Write out the whole listing again, exactly.
-- Provided records start --
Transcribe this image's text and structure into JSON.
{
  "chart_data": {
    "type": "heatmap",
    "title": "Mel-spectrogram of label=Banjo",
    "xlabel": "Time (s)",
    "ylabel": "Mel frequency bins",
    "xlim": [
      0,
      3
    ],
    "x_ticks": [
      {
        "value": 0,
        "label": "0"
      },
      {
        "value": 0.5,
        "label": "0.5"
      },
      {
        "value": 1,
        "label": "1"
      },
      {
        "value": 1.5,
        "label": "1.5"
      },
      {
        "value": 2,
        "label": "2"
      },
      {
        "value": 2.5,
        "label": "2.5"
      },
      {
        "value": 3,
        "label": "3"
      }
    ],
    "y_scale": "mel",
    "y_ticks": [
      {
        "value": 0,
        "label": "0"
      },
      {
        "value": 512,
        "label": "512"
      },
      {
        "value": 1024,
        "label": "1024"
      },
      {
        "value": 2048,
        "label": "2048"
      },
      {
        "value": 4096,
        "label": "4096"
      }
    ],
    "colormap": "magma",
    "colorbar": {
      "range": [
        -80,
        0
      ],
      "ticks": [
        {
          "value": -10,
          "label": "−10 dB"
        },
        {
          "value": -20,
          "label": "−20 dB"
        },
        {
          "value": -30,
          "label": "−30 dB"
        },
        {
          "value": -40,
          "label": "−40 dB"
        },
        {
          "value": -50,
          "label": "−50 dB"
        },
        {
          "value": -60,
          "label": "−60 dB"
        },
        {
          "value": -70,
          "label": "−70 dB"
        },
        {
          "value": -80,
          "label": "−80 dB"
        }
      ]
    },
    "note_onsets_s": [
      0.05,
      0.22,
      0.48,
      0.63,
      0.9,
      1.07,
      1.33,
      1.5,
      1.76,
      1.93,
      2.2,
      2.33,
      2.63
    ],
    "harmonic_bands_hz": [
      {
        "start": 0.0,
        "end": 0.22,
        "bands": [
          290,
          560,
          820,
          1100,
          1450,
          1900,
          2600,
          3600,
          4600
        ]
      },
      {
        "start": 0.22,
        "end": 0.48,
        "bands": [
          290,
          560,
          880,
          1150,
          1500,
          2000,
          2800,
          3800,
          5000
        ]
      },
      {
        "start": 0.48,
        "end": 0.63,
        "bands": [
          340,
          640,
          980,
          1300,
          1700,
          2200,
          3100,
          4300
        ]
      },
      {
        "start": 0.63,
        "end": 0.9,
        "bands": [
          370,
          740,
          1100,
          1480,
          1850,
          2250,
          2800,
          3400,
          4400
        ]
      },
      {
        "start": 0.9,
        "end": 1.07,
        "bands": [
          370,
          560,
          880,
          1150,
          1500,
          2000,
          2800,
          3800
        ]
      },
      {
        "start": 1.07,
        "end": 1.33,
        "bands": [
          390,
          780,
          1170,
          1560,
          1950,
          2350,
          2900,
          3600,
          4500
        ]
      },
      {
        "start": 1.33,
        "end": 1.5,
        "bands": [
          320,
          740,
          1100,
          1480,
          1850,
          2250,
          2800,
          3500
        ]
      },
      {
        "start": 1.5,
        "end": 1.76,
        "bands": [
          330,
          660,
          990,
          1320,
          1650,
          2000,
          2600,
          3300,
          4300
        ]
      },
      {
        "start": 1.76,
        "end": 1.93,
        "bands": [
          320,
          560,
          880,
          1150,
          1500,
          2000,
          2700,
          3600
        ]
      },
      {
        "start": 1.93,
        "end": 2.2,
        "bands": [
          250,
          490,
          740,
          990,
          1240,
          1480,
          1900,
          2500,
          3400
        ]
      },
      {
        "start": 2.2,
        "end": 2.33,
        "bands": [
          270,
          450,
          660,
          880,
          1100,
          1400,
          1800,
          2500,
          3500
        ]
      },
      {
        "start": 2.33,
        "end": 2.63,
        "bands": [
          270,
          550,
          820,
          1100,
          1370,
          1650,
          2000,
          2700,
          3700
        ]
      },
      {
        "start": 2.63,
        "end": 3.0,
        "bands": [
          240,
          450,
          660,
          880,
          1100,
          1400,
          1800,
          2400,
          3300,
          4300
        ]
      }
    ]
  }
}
-- Provided records end --
# Solution for this task
Transcribe this image's text and structure into JSON.
{
  "chart_data": {
    "type": "heatmap",
    "title": "Mel-spectrogram of label=Banjo",
    "xlabel": "Time (s)",
    "ylabel": "Mel frequency bins",
    "xlim": [
      0,
      3
    ],
    "x_ticks": [
      {
        "value": 0,
        "label": "0"
      },
      {
        "value": 0.5,
        "label": "0.5"
      },
      {
        "value": 1,
        "label": "1"
      },
      {
        "value": 1.5,
        "label": "1.5"
      },
      {
        "value": 2,
        "label": "2"
      },
      {
        "value": 2.5,
        "label": "2.5"
      },
      {
        "value": 3,
        "label": "3"
      }
    ],
    "y_scale": "mel",
    "y_ticks": [
      {
        "value": 0,
        "label": "0"
      },
      {
        "value": 512,
        "label": "512"
      },
      {
        "value": 1024,
        "label": "1024"
      },
      {
        "value": 2048,
        "label": "2048"
      },
      {
        "value": 4096,
        "label": "4096"
      }
    ],
    "colormap": "magma",
    "colorbar": {
      "range": [
        -80,
        0
      ],
      "ticks": [
        {
          "value": -10,
          "label": "−10 dB"
        },
        {
          "value": -20,
          "label": "−20 dB"
        },
        {
          "value": -30,
          "label": "−30 dB"
        },
        {
          "value": -40,
          "label": "−40 dB"
        },
        {
          "value": -50,
          "label": "−50 dB"
        },
        {
          "value": -60,
          "label": "−60 dB"
        },
        {
          "value": -70,
          "label": "−70 dB"
        },
        {
          "value": -80,
          "label": "−80 dB"
        }
      ]
    },
    "note_onsets_s": [
      0.05,
      0.22,
      0.48,
      0.63,
      0.9,
      1.07,
      1.33,
      1.5,
      1.76,
      1.93,
      2.2,
      2.33,
      2.63
    ],
    "harmonic_bands_hz": [
      {
        "start": 0.0,
        "end": 0.22,
        "bands": [
          290,
          560,
          820,
          1100,
          1450,
          1900,
          2600,
          3600,
          4600
        ]
      },
      {
        "start": 0.22,
        "end": 0.48,
        "bands": [
          290,
          560,
          880,
          1150,
          1500,
          2000,
          2800,
          3800,
          5000
        ]
      },
      {
        "start": 0.48,
        "end": 0.63,
        "bands": [
          340,
          640,
          980,
          1300,
          1700,
          2200,
          3100,
          4300
        ]
      },
      {
        "start": 0.63,
        "end": 0.9,
        "bands": [
          370,
          740,
          1100,
          1480,
          1850,
          2250,
          2800,
          3400,
          4400
        ]
      },
      {
        "start": 0.9,
        "end": 1.07,
        "bands": [
          370,
          560,
          880,
          1150,
          1500,
          2000,
          2800,
          3800
        ]
      },
      {
        "start": 1.07,
        "end": 1.33,
        "bands": [
          390,
          780,
          1170,
          1560,
          1950,
          2350,
          2900,
          3600,
          4500
        ]
      },
      {
        "start": 1.33,
        "end": 1.5,
        "bands": [
          320,
          740,
          1100,
          1480,
          1850,
          2250,
          2800,
          3500
        ]
      },
      {
        "start": 1.5,
        "end": 1.76,
        "bands": [
          330,
          660,
          990,
          1320,
          1650,
          2000,
          2600,
          3300,
          4300
        ]
      },
      {
        "start": 1.76,
        "end": 1.93,
        "bands": [
          320,
          560,
          880,
          1150,
          1500,
          2000,
          2700,
          3600
        ]
      },
      {
        "start": 1.93,
        "end": 2.2,
        "bands": [
          250,
          490,
          740,
          990,
          1240,
          1480,
          1900,
          2500,
          3400
        ]
      },
      {
        "start": 2.2,
        "end": 2.33,
        "bands": [
          270,
          450,
          660,
          880,
          1100,
          1400,
          1800,
          2500,
          3500
        ]
      },
      {
        "start": 2.33,
        "end": 2.63,
        "bands": [
          270,
          550,
          820,
          1100,
          1370,
          1650,
          2000,
          2700,
          3700
        ]
      },
      {
        "start": 2.63,
        "end": 3.0,
        "bands": [
          240,
          450,
          660,
          880,
          1100,
          1400,
          1800,
          2400,
          3300,
          4300
        ]
      }
    ]
  }
}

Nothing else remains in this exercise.